Passage to read:
++++
On honouring Indigenous Tradition, Ancestors, Spirit and Intuition in our Permaculture Design Processes with Laura Adams

In this episode we explore part of what it means, or might mean, to bring indigenous perspectives to permaculture design with Laura Adams from Seven Winds LLC in Maryland, USA. This episode started with an email from Laura sharing some thoughts on the last episode:

Greetings Dan,I have been listening to your podcast with great interest over the last several months whilst taking part in Geoff Lawton’s online PDC.  (Although I have been exploring permaculture for many years) I am also a supporter of and very excited about the Reading Landscape Film, congratulations on making the goal.  I was prompted to send this note when I heard the most recent podcast you released regarding a conversation with your core group about systems thinking and more.  In that podcast you encouraged your listeners to hit pause and answer the question(s) themselves prior to continuing to passively listen which led me to engage with the conversation more actively and I thought there may be a value in sharing a perspective.

I agree with you that when you prod systems thinking, it quickly dissolves back to parts, and I believe this is because it evolved from parts thinking (or mechanistic thinking) in the first place. However generative or regenerative thinking is totally different (until the word gets co-opted). I come at permaculture from the perspective of a cultural and spiritual root which is Kongo-Taino out of the Caribbean. When we look at something (be it a person, place, river, mountain, event), the first thing we acknowledge is that it is “Un Misterios” (effectively a spirit) and we know that we cannot possibly understand it fully and if we pull it into its parts, the essence of it (the spirit) will disappear on us. The mode of approach is one of listening and sensing and letting it tell us about itself, knowing that this process could be indefinite. Over time that place (or person, animal, what have you) slowly reveals different aspects or understandings of itself to us, if we continue to pay attention (or “follow the trail”).

For sake of illustration, let’s say we are talking about a particular land, it could be a “property” a landowner has purchased. Your typical permaculture designer is going to go in and analyze it for water, access, structures and the various desires the landowner expresses interest in. This is a big improvement on blindly going in a throwing structures and access wherever. However, the land itself has its own spirit, as does everyone who lives on it. I really do not see that permaculture as taught even tries to understand this. The reason is simple, it cannot be measured, easily seen, or “proven”. This is where Indigenous or Re-indigenized culture clashes with Permaculture. I understand that people want to shy away from terms that cannot fully be defined such as “spirit” (or even essence). However geometry is built upon three undefined terms- a point, line and plane.  I do understand why permaculture teachers do not want to get into these waters, (there would be a big backlash and accusations of pseudoscience). Yet, permaculture wants to cosy up with Indigenous cultures (and it should do this to reach its potential). However, if you do want to cosy up with Indigenous cultures, then you have to be ready to see life as infinite worlds within worlds, each one essentially Un Misterios.
++++
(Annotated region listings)

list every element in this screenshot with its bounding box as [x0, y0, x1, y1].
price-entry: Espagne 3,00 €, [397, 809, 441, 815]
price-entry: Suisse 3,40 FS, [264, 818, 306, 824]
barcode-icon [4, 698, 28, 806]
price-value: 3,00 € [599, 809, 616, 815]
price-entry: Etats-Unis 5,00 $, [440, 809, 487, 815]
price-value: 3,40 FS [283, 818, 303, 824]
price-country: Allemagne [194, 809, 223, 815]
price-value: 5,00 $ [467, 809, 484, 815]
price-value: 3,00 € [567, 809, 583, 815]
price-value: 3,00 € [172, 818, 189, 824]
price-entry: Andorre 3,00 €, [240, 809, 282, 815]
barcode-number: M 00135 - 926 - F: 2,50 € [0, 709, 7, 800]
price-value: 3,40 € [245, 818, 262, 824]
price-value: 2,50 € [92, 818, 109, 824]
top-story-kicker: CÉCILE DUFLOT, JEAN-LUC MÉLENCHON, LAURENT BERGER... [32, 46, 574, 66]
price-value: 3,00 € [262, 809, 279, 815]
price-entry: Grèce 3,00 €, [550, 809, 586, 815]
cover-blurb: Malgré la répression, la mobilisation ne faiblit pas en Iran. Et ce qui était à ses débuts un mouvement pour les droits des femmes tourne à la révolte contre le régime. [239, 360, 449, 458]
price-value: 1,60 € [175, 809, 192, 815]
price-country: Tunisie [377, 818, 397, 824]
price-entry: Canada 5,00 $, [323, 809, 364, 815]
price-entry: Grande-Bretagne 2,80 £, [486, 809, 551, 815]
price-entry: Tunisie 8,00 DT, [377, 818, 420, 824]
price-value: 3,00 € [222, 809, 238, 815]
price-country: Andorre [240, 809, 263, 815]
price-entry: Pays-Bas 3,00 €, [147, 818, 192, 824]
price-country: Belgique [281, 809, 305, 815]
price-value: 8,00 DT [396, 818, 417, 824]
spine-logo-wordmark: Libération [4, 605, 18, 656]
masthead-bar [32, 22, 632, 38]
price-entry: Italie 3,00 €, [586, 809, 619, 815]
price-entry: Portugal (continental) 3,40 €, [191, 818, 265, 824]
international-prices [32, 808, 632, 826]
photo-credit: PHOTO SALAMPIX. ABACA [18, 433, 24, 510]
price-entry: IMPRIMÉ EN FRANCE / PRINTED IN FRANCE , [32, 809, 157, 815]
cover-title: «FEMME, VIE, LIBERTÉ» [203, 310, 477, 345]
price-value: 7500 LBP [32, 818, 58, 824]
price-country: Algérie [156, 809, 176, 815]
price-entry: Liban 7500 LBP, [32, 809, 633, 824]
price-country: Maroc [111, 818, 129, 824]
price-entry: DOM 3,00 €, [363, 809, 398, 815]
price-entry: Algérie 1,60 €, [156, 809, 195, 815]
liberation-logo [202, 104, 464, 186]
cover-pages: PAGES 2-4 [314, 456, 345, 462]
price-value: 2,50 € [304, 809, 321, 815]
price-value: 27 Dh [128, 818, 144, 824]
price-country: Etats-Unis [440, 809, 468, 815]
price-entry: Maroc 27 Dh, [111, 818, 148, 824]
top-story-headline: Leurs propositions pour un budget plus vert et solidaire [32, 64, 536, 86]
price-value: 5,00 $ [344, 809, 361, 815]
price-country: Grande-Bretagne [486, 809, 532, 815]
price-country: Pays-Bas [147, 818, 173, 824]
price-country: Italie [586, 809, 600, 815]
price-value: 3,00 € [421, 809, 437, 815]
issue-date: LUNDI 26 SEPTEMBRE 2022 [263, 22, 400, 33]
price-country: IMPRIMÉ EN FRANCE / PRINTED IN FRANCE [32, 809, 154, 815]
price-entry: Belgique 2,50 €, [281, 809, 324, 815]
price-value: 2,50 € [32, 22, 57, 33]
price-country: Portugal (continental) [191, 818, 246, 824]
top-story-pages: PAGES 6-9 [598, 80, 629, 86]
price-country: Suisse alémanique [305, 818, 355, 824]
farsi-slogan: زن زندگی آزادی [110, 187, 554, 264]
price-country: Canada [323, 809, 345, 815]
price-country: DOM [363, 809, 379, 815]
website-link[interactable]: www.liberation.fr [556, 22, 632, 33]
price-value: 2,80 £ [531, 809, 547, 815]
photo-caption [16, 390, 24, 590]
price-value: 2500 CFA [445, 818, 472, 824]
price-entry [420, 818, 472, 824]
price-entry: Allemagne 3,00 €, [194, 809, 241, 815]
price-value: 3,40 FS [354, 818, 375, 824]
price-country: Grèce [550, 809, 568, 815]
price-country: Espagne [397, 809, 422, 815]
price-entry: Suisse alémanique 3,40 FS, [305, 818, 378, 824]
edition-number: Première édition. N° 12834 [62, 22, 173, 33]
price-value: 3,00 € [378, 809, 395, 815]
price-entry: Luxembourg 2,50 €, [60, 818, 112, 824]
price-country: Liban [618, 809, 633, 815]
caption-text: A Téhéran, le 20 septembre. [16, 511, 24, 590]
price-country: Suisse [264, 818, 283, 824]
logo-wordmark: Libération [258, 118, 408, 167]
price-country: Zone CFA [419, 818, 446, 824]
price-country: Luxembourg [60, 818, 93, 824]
++++
Do this:
Write out the part of the podcast page starting with "Greetings Dan,I have" and going on through "sharing a perspective.". These items have no connection to the podcast page.

Response to this task:
Greetings Dan,I have been listening to your podcast with great interest over the last several months whilst taking part in Geoff Lawton’s online PDC.  (Although I have been exploring permaculture for many years) I am also a supporter of and very excited about the Reading Landscape Film, congratulations on making the goal.  I was prompted to send this note when I heard the most recent podcast you released regarding a conversation with your core group about systems thinking and more.  In that podcast you encouraged your listeners to hit pause and answer the question(s) themselves prior to continuing to passively listen which led me to engage with the conversation more actively and I thought there may be a value in sharing a perspective.